> **Given entries**
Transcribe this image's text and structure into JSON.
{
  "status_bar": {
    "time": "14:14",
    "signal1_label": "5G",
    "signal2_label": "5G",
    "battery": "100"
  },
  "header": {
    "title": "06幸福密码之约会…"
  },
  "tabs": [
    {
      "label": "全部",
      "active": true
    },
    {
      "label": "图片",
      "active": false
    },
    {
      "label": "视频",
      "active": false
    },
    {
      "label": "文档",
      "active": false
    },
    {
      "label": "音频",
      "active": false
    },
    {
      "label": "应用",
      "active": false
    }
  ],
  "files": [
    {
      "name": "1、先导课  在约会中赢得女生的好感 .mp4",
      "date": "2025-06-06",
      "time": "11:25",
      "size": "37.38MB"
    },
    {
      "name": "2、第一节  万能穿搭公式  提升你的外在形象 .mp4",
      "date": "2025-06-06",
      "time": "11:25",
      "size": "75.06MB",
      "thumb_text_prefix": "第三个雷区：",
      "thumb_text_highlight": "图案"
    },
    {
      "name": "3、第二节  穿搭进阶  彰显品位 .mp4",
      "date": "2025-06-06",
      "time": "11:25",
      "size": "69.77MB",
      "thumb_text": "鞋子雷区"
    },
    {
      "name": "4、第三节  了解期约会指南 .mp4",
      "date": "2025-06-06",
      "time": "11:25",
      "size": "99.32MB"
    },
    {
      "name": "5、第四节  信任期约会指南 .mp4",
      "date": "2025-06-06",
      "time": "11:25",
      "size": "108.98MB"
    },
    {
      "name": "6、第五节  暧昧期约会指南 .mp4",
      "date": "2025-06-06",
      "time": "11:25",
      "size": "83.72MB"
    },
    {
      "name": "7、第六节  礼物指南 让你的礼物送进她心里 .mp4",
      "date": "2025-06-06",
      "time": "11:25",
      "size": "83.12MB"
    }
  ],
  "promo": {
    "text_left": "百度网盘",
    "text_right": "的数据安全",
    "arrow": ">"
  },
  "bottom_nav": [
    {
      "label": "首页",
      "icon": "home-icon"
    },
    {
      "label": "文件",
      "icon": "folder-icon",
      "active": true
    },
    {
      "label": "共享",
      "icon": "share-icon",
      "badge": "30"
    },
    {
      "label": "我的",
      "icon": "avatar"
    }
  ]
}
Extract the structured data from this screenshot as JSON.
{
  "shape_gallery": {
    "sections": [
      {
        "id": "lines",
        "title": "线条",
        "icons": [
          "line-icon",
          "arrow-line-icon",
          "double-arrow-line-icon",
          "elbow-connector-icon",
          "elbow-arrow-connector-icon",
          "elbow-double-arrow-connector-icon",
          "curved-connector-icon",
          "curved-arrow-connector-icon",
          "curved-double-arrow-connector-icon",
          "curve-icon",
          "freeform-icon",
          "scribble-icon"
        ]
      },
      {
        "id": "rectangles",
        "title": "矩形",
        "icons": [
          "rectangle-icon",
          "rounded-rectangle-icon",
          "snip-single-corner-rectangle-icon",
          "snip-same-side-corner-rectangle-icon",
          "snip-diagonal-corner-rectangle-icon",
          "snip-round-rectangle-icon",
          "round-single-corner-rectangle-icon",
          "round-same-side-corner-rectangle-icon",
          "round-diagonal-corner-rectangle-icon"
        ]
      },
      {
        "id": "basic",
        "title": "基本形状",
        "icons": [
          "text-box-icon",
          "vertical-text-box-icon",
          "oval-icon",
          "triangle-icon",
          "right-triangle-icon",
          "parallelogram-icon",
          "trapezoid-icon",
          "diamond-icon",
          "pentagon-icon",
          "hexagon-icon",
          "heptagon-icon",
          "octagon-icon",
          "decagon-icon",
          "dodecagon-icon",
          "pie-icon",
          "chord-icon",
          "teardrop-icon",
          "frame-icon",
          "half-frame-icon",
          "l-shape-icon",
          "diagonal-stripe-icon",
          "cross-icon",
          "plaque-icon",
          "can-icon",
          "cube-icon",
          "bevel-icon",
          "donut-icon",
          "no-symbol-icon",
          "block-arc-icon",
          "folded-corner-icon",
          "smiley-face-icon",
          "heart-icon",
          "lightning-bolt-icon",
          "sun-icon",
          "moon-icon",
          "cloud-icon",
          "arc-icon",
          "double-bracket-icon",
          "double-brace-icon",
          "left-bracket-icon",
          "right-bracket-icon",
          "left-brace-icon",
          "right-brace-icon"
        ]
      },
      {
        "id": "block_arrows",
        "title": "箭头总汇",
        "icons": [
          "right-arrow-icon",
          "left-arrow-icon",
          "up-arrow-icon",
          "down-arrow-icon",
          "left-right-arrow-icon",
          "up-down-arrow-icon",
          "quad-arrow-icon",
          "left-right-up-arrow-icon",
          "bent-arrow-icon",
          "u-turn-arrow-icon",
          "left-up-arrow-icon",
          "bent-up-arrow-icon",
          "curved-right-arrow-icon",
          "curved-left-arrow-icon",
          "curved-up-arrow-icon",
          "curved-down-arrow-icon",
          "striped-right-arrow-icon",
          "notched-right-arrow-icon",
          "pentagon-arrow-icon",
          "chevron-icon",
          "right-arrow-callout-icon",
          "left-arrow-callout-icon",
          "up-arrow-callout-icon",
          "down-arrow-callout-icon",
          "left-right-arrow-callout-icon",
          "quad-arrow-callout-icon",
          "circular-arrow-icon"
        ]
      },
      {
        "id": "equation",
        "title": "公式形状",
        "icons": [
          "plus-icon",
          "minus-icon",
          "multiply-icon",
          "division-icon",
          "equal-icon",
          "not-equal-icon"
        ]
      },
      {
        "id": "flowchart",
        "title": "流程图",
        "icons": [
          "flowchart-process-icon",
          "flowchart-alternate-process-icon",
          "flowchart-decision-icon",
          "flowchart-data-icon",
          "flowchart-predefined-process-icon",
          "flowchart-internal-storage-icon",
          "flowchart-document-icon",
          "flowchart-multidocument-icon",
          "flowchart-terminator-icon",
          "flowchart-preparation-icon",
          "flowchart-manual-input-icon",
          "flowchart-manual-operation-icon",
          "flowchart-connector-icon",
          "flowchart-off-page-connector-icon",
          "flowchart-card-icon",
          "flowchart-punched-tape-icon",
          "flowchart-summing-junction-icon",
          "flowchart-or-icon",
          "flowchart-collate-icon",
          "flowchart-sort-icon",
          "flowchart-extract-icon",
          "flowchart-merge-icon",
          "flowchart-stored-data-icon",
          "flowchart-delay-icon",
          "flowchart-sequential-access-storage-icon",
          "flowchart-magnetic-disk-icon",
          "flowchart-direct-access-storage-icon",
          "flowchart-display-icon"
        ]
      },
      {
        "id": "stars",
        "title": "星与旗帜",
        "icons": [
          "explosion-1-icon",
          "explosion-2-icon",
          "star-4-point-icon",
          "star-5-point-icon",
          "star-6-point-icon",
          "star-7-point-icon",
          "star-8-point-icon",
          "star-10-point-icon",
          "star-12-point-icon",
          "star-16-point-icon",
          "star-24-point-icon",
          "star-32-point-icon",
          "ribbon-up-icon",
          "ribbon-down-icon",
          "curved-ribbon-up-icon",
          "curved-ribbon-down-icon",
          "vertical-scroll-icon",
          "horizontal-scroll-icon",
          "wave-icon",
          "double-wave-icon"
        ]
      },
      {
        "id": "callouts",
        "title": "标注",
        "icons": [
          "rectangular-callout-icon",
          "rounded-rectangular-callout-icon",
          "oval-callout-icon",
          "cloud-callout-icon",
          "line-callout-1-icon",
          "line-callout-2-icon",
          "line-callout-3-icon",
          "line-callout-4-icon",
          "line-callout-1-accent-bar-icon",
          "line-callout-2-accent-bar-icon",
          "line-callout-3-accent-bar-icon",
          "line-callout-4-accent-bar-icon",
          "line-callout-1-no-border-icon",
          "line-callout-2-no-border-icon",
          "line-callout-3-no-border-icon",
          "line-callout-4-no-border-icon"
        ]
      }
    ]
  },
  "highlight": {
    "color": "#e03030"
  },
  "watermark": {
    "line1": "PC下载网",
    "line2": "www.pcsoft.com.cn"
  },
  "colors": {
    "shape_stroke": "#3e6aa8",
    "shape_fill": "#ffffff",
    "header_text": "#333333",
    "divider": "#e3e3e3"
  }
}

> **Problem details**
List each line in the listing that contains the string "down".

> **Solved exercise**
          "down-arrow-icon",
          "up-down-arrow-icon",
          "curved-down-arrow-icon",
          "down-arrow-callout-icon",
          "ribbon-down-icon",
          "curved-ribbon-down-icon",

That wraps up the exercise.